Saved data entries
::::

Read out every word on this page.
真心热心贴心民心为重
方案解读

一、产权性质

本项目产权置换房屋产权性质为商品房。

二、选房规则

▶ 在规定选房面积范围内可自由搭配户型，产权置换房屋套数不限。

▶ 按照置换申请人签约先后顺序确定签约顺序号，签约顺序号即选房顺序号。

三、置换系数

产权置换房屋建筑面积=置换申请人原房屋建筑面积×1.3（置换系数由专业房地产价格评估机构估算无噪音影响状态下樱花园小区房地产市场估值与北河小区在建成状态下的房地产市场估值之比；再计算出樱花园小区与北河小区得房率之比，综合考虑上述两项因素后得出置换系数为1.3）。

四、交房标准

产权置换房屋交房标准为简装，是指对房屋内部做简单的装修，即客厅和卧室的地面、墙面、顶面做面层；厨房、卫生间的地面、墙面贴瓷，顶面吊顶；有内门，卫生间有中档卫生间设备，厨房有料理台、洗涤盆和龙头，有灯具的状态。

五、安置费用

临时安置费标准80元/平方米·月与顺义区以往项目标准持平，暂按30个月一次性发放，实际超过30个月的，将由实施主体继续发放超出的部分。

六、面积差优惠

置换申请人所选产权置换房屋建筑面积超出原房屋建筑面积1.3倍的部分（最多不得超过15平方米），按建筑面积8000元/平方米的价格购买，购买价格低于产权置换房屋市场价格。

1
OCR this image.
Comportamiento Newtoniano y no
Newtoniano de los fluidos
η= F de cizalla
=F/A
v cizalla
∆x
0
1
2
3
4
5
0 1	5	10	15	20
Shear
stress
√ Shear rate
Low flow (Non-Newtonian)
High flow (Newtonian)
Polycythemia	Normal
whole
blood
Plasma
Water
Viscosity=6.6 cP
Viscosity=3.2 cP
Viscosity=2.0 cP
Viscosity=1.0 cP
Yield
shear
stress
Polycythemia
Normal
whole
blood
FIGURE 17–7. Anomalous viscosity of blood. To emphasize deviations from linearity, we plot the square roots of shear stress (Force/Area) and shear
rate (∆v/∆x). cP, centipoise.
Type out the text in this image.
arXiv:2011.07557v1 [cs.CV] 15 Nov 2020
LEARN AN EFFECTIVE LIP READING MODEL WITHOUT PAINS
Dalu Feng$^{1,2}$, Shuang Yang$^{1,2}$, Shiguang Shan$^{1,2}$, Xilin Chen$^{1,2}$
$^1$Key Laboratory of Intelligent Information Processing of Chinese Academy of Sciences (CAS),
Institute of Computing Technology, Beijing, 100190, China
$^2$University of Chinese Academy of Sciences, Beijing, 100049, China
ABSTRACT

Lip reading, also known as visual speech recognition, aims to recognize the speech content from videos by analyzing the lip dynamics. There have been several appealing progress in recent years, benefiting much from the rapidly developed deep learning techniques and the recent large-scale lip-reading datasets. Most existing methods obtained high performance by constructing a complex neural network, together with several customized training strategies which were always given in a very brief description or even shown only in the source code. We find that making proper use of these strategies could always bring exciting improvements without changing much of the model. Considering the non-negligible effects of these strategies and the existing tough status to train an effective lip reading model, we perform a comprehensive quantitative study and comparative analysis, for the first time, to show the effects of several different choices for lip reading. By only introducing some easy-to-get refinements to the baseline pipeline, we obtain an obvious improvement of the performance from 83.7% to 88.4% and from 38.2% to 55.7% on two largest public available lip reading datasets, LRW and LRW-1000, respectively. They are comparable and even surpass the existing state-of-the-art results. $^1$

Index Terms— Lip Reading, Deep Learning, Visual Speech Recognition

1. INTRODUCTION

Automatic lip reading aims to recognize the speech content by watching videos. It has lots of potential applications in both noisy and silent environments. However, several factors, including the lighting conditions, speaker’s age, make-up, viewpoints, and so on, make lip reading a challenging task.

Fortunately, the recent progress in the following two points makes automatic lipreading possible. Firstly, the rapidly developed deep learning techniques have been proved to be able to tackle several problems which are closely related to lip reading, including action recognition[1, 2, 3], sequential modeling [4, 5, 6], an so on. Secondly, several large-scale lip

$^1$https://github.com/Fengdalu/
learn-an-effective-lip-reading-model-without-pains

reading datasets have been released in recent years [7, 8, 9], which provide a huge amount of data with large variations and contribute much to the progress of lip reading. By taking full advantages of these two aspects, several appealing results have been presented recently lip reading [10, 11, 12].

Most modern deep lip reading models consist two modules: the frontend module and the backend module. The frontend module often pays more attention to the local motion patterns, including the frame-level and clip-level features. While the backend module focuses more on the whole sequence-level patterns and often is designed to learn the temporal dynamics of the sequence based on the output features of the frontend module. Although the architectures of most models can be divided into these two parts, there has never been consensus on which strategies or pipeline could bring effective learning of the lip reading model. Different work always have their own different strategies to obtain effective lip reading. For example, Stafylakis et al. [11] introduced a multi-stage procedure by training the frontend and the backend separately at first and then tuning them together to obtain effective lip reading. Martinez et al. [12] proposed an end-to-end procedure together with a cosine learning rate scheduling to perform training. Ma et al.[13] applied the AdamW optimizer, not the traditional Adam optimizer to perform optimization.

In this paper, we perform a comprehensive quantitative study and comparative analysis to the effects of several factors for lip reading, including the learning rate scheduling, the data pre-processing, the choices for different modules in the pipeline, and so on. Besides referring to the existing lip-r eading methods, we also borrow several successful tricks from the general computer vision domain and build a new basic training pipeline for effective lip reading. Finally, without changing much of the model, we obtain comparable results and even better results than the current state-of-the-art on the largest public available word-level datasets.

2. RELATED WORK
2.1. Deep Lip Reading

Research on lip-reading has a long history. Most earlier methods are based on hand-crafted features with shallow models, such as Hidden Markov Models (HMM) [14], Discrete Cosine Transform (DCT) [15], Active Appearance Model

::::

What the task asks | Reproduce the whole listing word for word.

Answer in full |
Read out every word on this page.
真心热心贴心民心为重
方案解读

一、产权性质

本项目产权置换房屋产权性质为商品房。

二、选房规则

▶ 在规定选房面积范围内可自由搭配户型，产权置换房屋套数不限。

▶ 按照置换申请人签约先后顺序确定签约顺序号，签约顺序号即选房顺序号。

三、置换系数

产权置换房屋建筑面积=置换申请人原房屋建筑面积×1.3（置换系数由专业房地产价格评估机构估算无噪音影响状态下樱花园小区房地产市场估值与北河小区在建成状态下的房地产市场估值之比；再计算出樱花园小区与北河小区得房率之比，综合考虑上述两项因素后得出置换系数为1.3）。

四、交房标准

产权置换房屋交房标准为简装，是指对房屋内部做简单的装修，即客厅和卧室的地面、墙面、顶面做面层；厨房、卫生间的地面、墙面贴瓷，顶面吊顶；有内门，卫生间有中档卫生间设备，厨房有料理台、洗涤盆和龙头，有灯具的状态。

五、安置费用

临时安置费标准80元/平方米·月与顺义区以往项目标准持平，暂按30个月一次性发放，实际超过30个月的，将由实施主体继续发放超出的部分。

六、面积差优惠

置换申请人所选产权置换房屋建筑面积超出原房屋建筑面积1.3倍的部分（最多不得超过15平方米），按建筑面积8000元/平方米的价格购买，购买价格低于产权置换房屋市场价格。

1
OCR this image.
Comportamiento Newtoniano y no
Newtoniano de los fluidos
η= F de cizalla
=F/A
v cizalla
∆x
0
1
2
3
4
5
0 1	5	10	15	20
Shear
stress
√ Shear rate
Low flow (Non-Newtonian)
High flow (Newtonian)
Polycythemia	Normal
whole
blood
Plasma
Water
Viscosity=6.6 cP
Viscosity=3.2 cP
Viscosity=2.0 cP
Viscosity=1.0 cP
Yield
shear
stress
Polycythemia
Normal
whole
blood
FIGURE 17–7. Anomalous viscosity of blood. To emphasize deviations from linearity, we plot the square roots of shear stress (Force/Area) and shear
rate (∆v/∆x). cP, centipoise.
Type out the text in this image.
arXiv:2011.07557v1 [cs.CV] 15 Nov 2020
LEARN AN EFFECTIVE LIP READING MODEL WITHOUT PAINS
Dalu Feng$^{1,2}$, Shuang Yang$^{1,2}$, Shiguang Shan$^{1,2}$, Xilin Chen$^{1,2}$
$^1$Key Laboratory of Intelligent Information Processing of Chinese Academy of Sciences (CAS),
Institute of Computing Technology, Beijing, 100190, China
$^2$University of Chinese Academy of Sciences, Beijing, 100049, China
ABSTRACT

Lip reading, also known as visual speech recognition, aims to recognize the speech content from videos by analyzing the lip dynamics. There have been several appealing progress in recent years, benefiting much from the rapidly developed deep learning techniques and the recent large-scale lip-reading datasets. Most existing methods obtained high performance by constructing a complex neural network, together with several customized training strategies which were always given in a very brief description or even shown only in the source code. We find that making proper use of these strategies could always bring exciting improvements without changing much of the model. Considering the non-negligible effects of these strategies and the existing tough status to train an effective lip reading model, we perform a comprehensive quantitative study and comparative analysis, for the first time, to show the effects of several different choices for lip reading. By only introducing some easy-to-get refinements to the baseline pipeline, we obtain an obvious improvement of the performance from 83.7% to 88.4% and from 38.2% to 55.7% on two largest public available lip reading datasets, LRW and LRW-1000, respectively. They are comparable and even surpass the existing state-of-the-art results. $^1$

Index Terms— Lip Reading, Deep Learning, Visual Speech Recognition

1. INTRODUCTION

Automatic lip reading aims to recognize the speech content by watching videos. It has lots of potential applications in both noisy and silent environments. However, several factors, including the lighting conditions, speaker’s age, make-up, viewpoints, and so on, make lip reading a challenging task.

Fortunately, the recent progress in the following two points makes automatic lipreading possible. Firstly, the rapidly developed deep learning techniques have been proved to be able to tackle several problems which are closely related to lip reading, including action recognition[1, 2, 3], sequential modeling [4, 5, 6], an so on. Secondly, several large-scale lip

$^1$https://github.com/Fengdalu/
learn-an-effective-lip-reading-model-without-pains

reading datasets have been released in recent years [7, 8, 9], which provide a huge amount of data with large variations and contribute much to the progress of lip reading. By taking full advantages of these two aspects, several appealing results have been presented recently lip reading [10, 11, 12].

Most modern deep lip reading models consist two modules: the frontend module and the backend module. The frontend module often pays more attention to the local motion patterns, including the frame-level and clip-level features. While the backend module focuses more on the whole sequence-level patterns and often is designed to learn the temporal dynamics of the sequence based on the output features of the frontend module. Although the architectures of most models can be divided into these two parts, there has never been consensus on which strategies or pipeline could bring effective learning of the lip reading model. Different work always have their own different strategies to obtain effective lip reading. For example, Stafylakis et al. [11] introduced a multi-stage procedure by training the frontend and the backend separately at first and then tuning them together to obtain effective lip reading. Martinez et al. [12] proposed an end-to-end procedure together with a cosine learning rate scheduling to perform training. Ma et al.[13] applied the AdamW optimizer, not the traditional Adam optimizer to perform optimization.

In this paper, we perform a comprehensive quantitative study and comparative analysis to the effects of several factors for lip reading, including the learning rate scheduling, the data pre-processing, the choices for different modules in the pipeline, and so on. Besides referring to the existing lip-r eading methods, we also borrow several successful tricks from the general computer vision domain and build a new basic training pipeline for effective lip reading. Finally, without changing much of the model, we obtain comparable results and even better results than the current state-of-the-art on the largest public available word-level datasets.

2. RELATED WORK
2.1. Deep Lip Reading

Research on lip-reading has a long history. Most earlier methods are based on hand-crafted features with shallow models, such as Hidden Markov Models (HMM) [14], Discrete Cosine Transform (DCT) [15], Active Appearance Model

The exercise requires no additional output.